* **Task to carry out**
Each entry below must be repeated exactly, with pictures left out.

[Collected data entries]

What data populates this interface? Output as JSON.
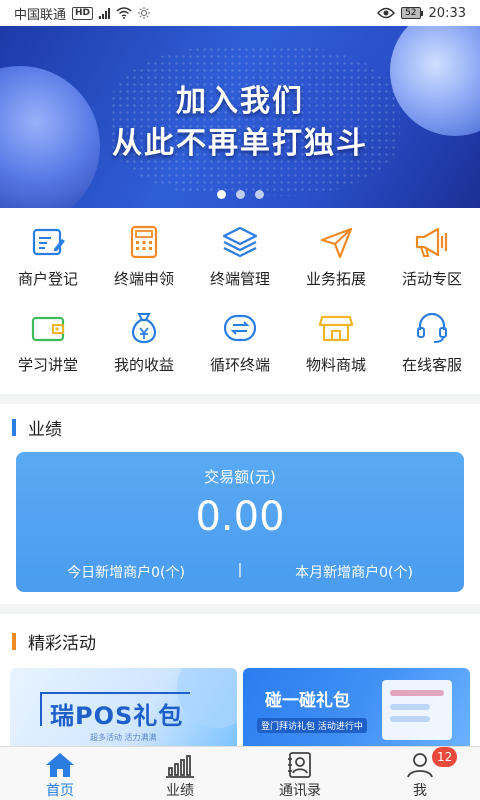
{
  "status_bar": {
    "carrier": "中国联通",
    "hd": "HD",
    "network": "4G",
    "battery": "52",
    "time": "20:33"
  },
  "banner": {
    "line1": "加入我们",
    "line2": "从此不再单打独斗",
    "active_slide": 1,
    "slide_count": 3
  },
  "menu": [
    {
      "label": "商户登记",
      "icon": "register-icon",
      "color": "#2a7de1"
    },
    {
      "label": "终端申领",
      "icon": "calculator-icon",
      "color": "#f08a24"
    },
    {
      "label": "终端管理",
      "icon": "layers-icon",
      "color": "#2a7de1"
    },
    {
      "label": "业务拓展",
      "icon": "send-icon",
      "color": "#f08a24"
    },
    {
      "label": "活动专区",
      "icon": "megaphone-icon",
      "color": "#f08a24"
    },
    {
      "label": "学习讲堂",
      "icon": "wallet-icon",
      "color": "#3dbb5a"
    },
    {
      "label": "我的收益",
      "icon": "money-bag-icon",
      "color": "#2a7de1"
    },
    {
      "label": "循环终端",
      "icon": "cycle-icon",
      "color": "#2a7de1"
    },
    {
      "label": "物料商城",
      "icon": "shop-icon",
      "color": "#f0b428"
    },
    {
      "label": "在线客服",
      "icon": "headset-icon",
      "color": "#2a7de1"
    }
  ],
  "performance": {
    "title": "业绩",
    "amount_label": "交易额(元)",
    "amount": "0.00",
    "today_new": "今日新增商户0(个)",
    "separator": "|",
    "month_new": "本月新增商户0(个)"
  },
  "activities": {
    "title": "精彩活动",
    "promo1_title": "瑞POS礼包",
    "promo1_sub": "超多活动 活力满满",
    "promo2_title": "碰一碰礼包",
    "promo2_sub": "登门拜访礼包 活动进行中"
  },
  "nav": [
    {
      "label": "首页",
      "icon": "home-icon",
      "active": true
    },
    {
      "label": "业绩",
      "icon": "bar-chart-icon",
      "active": false
    },
    {
      "label": "通讯录",
      "icon": "contacts-icon",
      "active": false
    },
    {
      "label": "我",
      "icon": "user-icon",
      "active": false,
      "badge": "12"
    }
  ],
  "colors": {
    "primary": "#2a7de1",
    "accent": "#f08a24",
    "badge": "#e84a3c"
  }
}
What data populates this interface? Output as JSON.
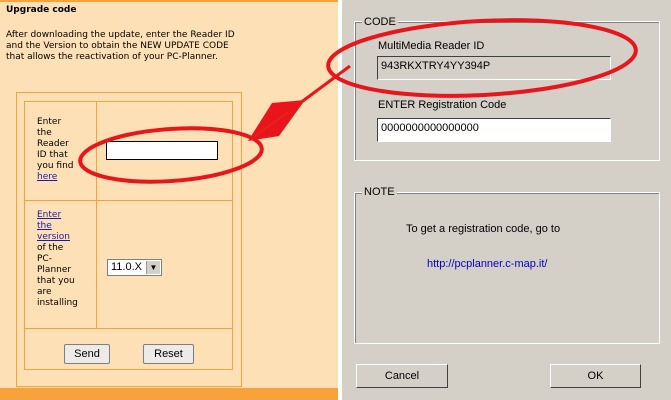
{
  "webform": {
    "title": "Upgrade code",
    "description": "After downloading the update, enter the Reader ID and the Version to obtain the NEW UPDATE CODE that allows the reactivation of your PC-Planner.",
    "reader_label_lines": [
      "Enter",
      "the",
      "Reader",
      "ID that",
      "you find"
    ],
    "reader_link": "here",
    "reader_input_value": "",
    "version_link_lines": [
      "Enter",
      "the",
      "version"
    ],
    "version_label_lines": [
      "of the",
      "PC-",
      "Planner",
      "that you",
      "are",
      "installing"
    ],
    "version_selected": "11.0.X",
    "send_label": "Send",
    "reset_label": "Reset"
  },
  "dialog": {
    "code_group_title": "CODE",
    "reader_id_label": "MultiMedia Reader ID",
    "reader_id_value": "943RKXTRY4YY394P",
    "reg_code_label": "ENTER Registration Code",
    "reg_code_value": "0000000000000000",
    "note_group_title": "NOTE",
    "note_text": "To get a registration code, go to",
    "note_link": "http://pcplanner.c-map.it/",
    "cancel_label": "Cancel",
    "ok_label": "OK"
  },
  "colors": {
    "web_background": "#fde0b6",
    "web_border": "#f7a23b",
    "dialog_background": "#d4d0c8",
    "annotation": "#e8161b",
    "link": "#0000cc"
  }
}
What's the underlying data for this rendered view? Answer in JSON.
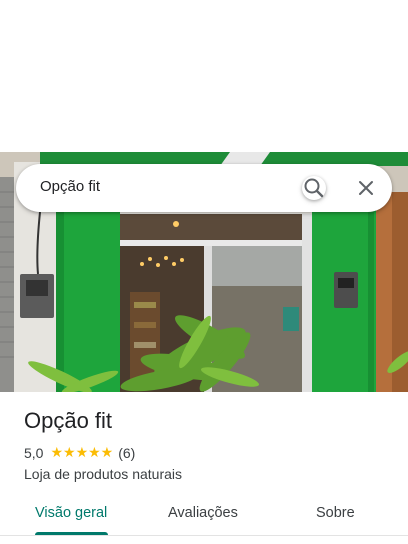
{
  "search": {
    "query": "Opção fit"
  },
  "place": {
    "name": "Opção fit",
    "rating": "5,0",
    "stars": "★★★★★",
    "review_count": "(6)",
    "category": "Loja de produtos naturais"
  },
  "tabs": [
    {
      "label": "Visão geral",
      "active": true
    },
    {
      "label": "Avaliações",
      "active": false
    },
    {
      "label": "Sobre",
      "active": false
    }
  ],
  "colors": {
    "accent": "#00796b",
    "star": "#fbbc04",
    "storefront_green": "#1ea53c"
  },
  "icons": {
    "search": "search-icon",
    "close": "close-icon"
  }
}
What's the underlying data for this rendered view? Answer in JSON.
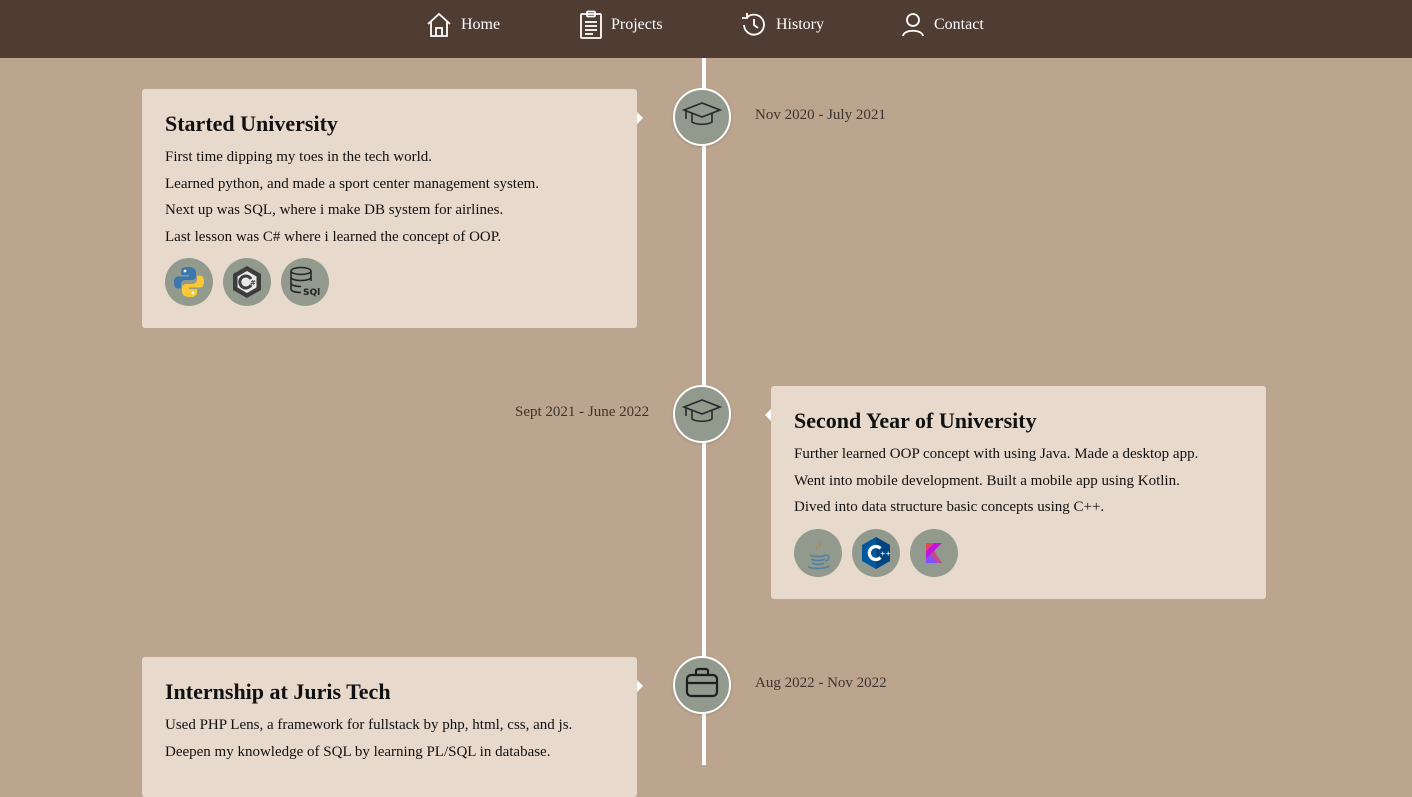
{
  "nav": {
    "items": [
      {
        "label": "Home",
        "icon": "home-icon"
      },
      {
        "label": "Projects",
        "icon": "clipboard-icon"
      },
      {
        "label": "History",
        "icon": "history-icon"
      },
      {
        "label": "Contact",
        "icon": "user-icon"
      }
    ]
  },
  "timeline": [
    {
      "date": "Nov 2020 - July 2021",
      "icon": "graduation-cap-icon",
      "title": "Started University",
      "lines": [
        "First time dipping my toes in the tech world.",
        "Learned python, and made a sport center management system.",
        "Next up was SQL, where i make DB system for airlines.",
        "Last lesson was C# where i learned the concept of OOP."
      ],
      "techs": [
        "python-icon",
        "csharp-icon",
        "sql-icon"
      ]
    },
    {
      "date": "Sept 2021 - June 2022",
      "icon": "graduation-cap-icon",
      "title": "Second Year of University",
      "lines": [
        "Further learned OOP concept with using Java. Made a desktop app.",
        "Went into mobile development. Built a mobile app using Kotlin.",
        "Dived into data structure basic concepts using C++."
      ],
      "techs": [
        "java-icon",
        "cpp-icon",
        "kotlin-icon"
      ]
    },
    {
      "date": "Aug 2022 - Nov 2022",
      "icon": "briefcase-icon",
      "title": "Internship at Juris Tech",
      "lines": [
        "Used PHP Lens, a framework for fullstack by php, html, css, and js.",
        "Deepen my knowledge of SQL by learning PL/SQL in database."
      ]
    }
  ],
  "colors": {
    "background": "#bca58e",
    "nav": "#4f3c32",
    "card": "#e7d9cc",
    "node": "#919a8d"
  }
}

* **Final result**
What data populates this interface? Output as JSON.
{
  "status_bar": {
    "carrier": "中国联通",
    "hd": "HD",
    "network": "4G",
    "battery": "52",
    "time": "20:33"
  },
  "banner": {
    "line1": "加入我们",
    "line2": "从此不再单打独斗",
    "active_slide": 1,
    "slide_count": 3
  },
  "menu": [
    {
      "label": "商户登记",
      "icon": "register-icon",
      "color": "#2a7de1"
    },
    {
      "label": "终端申领",
      "icon": "calculator-icon",
      "color": "#f08a24"
    },
    {
      "label": "终端管理",
      "icon": "layers-icon",
      "color": "#2a7de1"
    },
    {
      "label": "业务拓展",
      "icon": "send-icon",
      "color": "#f08a24"
    },
    {
      "label": "活动专区",
      "icon": "megaphone-icon",
      "color": "#f08a24"
    },
    {
      "label": "学习讲堂",
      "icon": "wallet-icon",
      "color": "#3dbb5a"
    },
    {
      "label": "我的收益",
      "icon": "money-bag-icon",
      "color": "#2a7de1"
    },
    {
      "label": "循环终端",
      "icon": "cycle-icon",
      "color": "#2a7de1"
    },
    {
      "label": "物料商城",
      "icon": "shop-icon",
      "color": "#f0b428"
    },
    {
      "label": "在线客服",
      "icon": "headset-icon",
      "color": "#2a7de1"
    }
  ],
  "performance": {
    "title": "业绩",
    "amount_label": "交易额(元)",
    "amount": "0.00",
    "today_new": "今日新增商户0(个)",
    "separator": "|",
    "month_new": "本月新增商户0(个)"
  },
  "activities": {
    "title": "精彩活动",
    "promo1_title": "瑞POS礼包",
    "promo1_sub": "超多活动 活力满满",
    "promo2_title": "碰一碰礼包",
    "promo2_sub": "登门拜访礼包 活动进行中"
  },
  "nav": [
    {
      "label": "首页",
      "icon": "home-icon",
      "active": true
    },
    {
      "label": "业绩",
      "icon": "bar-chart-icon",
      "active": false
    },
    {
      "label": "通讯录",
      "icon": "contacts-icon",
      "active": false
    },
    {
      "label": "我",
      "icon": "user-icon",
      "active": false,
      "badge": "12"
    }
  ],
  "colors": {
    "primary": "#2a7de1",
    "accent": "#f08a24",
    "badge": "#e84a3c"
  }
}
What data populates this interface? Output as JSON.
{
  "webform": {
    "title": "Upgrade code",
    "description": "After downloading the update, enter the Reader ID and the Version to obtain the NEW UPDATE CODE that allows the reactivation of your PC-Planner.",
    "reader_label_lines": [
      "Enter",
      "the",
      "Reader",
      "ID that",
      "you find"
    ],
    "reader_link": "here",
    "reader_input_value": "",
    "version_link_lines": [
      "Enter",
      "the",
      "version"
    ],
    "version_label_lines": [
      "of the",
      "PC-",
      "Planner",
      "that you",
      "are",
      "installing"
    ],
    "version_selected": "11.0.X",
    "send_label": "Send",
    "reset_label": "Reset"
  },
  "dialog": {
    "code_group_title": "CODE",
    "reader_id_label": "MultiMedia Reader ID",
    "reader_id_value": "943RKXTRY4YY394P",
    "reg_code_label": "ENTER Registration Code",
    "reg_code_value": "0000000000000000",
    "note_group_title": "NOTE",
    "note_text": "To get a registration code, go to",
    "note_link": "http://pcplanner.c-map.it/",
    "cancel_label": "Cancel",
    "ok_label": "OK"
  },
  "colors": {
    "web_background": "#fde0b6",
    "web_border": "#f7a23b",
    "dialog_background": "#d4d0c8",
    "annotation": "#e8161b",
    "link": "#0000cc"
  }
}
What's the underlying data for this rendered view? Answer in JSON.
{
  "search": {
    "query": "Opção fit"
  },
  "place": {
    "name": "Opção fit",
    "rating": "5,0",
    "stars": "★★★★★",
    "review_count": "(6)",
    "category": "Loja de produtos naturais"
  },
  "tabs": [
    {
      "label": "Visão geral",
      "active": true
    },
    {
      "label": "Avaliações",
      "active": false
    },
    {
      "label": "Sobre",
      "active": false
    }
  ],
  "colors": {
    "accent": "#00796b",
    "star": "#fbbc04",
    "storefront_green": "#1ea53c"
  },
  "icons": {
    "search": "search-icon",
    "close": "close-icon"
  }
}
What's the underlying data for this rendered view? Answer in JSON.
{
  "nav": {
    "items": [
      {
        "label": "Home",
        "icon": "home-icon"
      },
      {
        "label": "Projects",
        "icon": "clipboard-icon"
      },
      {
        "label": "History",
        "icon": "history-icon"
      },
      {
        "label": "Contact",
        "icon": "user-icon"
      }
    ]
  },
  "timeline": [
    {
      "date": "Nov 2020 - July 2021",
      "icon": "graduation-cap-icon",
      "title": "Started University",
      "lines": [
        "First time dipping my toes in the tech world.",
        "Learned python, and made a sport center management system.",
        "Next up was SQL, where i make DB system for airlines.",
        "Last lesson was C# where i learned the concept of OOP."
      ],
      "techs": [
        "python-icon",
        "csharp-icon",
        "sql-icon"
      ]
    },
    {
      "date": "Sept 2021 - June 2022",
      "icon": "graduation-cap-icon",
      "title": "Second Year of University",
      "lines": [
        "Further learned OOP concept with using Java. Made a desktop app.",
        "Went into mobile development. Built a mobile app using Kotlin.",
        "Dived into data structure basic concepts using C++."
      ],
      "techs": [
        "java-icon",
        "cpp-icon",
        "kotlin-icon"
      ]
    },
    {
      "date": "Aug 2022 - Nov 2022",
      "icon": "briefcase-icon",
      "title": "Internship at Juris Tech",
      "lines": [
        "Used PHP Lens, a framework for fullstack by php, html, css, and js.",
        "Deepen my knowledge of SQL by learning PL/SQL in database."
      ]
    }
  ],
  "colors": {
    "background": "#bca58e",
    "nav": "#4f3c32",
    "card": "#e7d9cc",
    "node": "#919a8d"
  }
}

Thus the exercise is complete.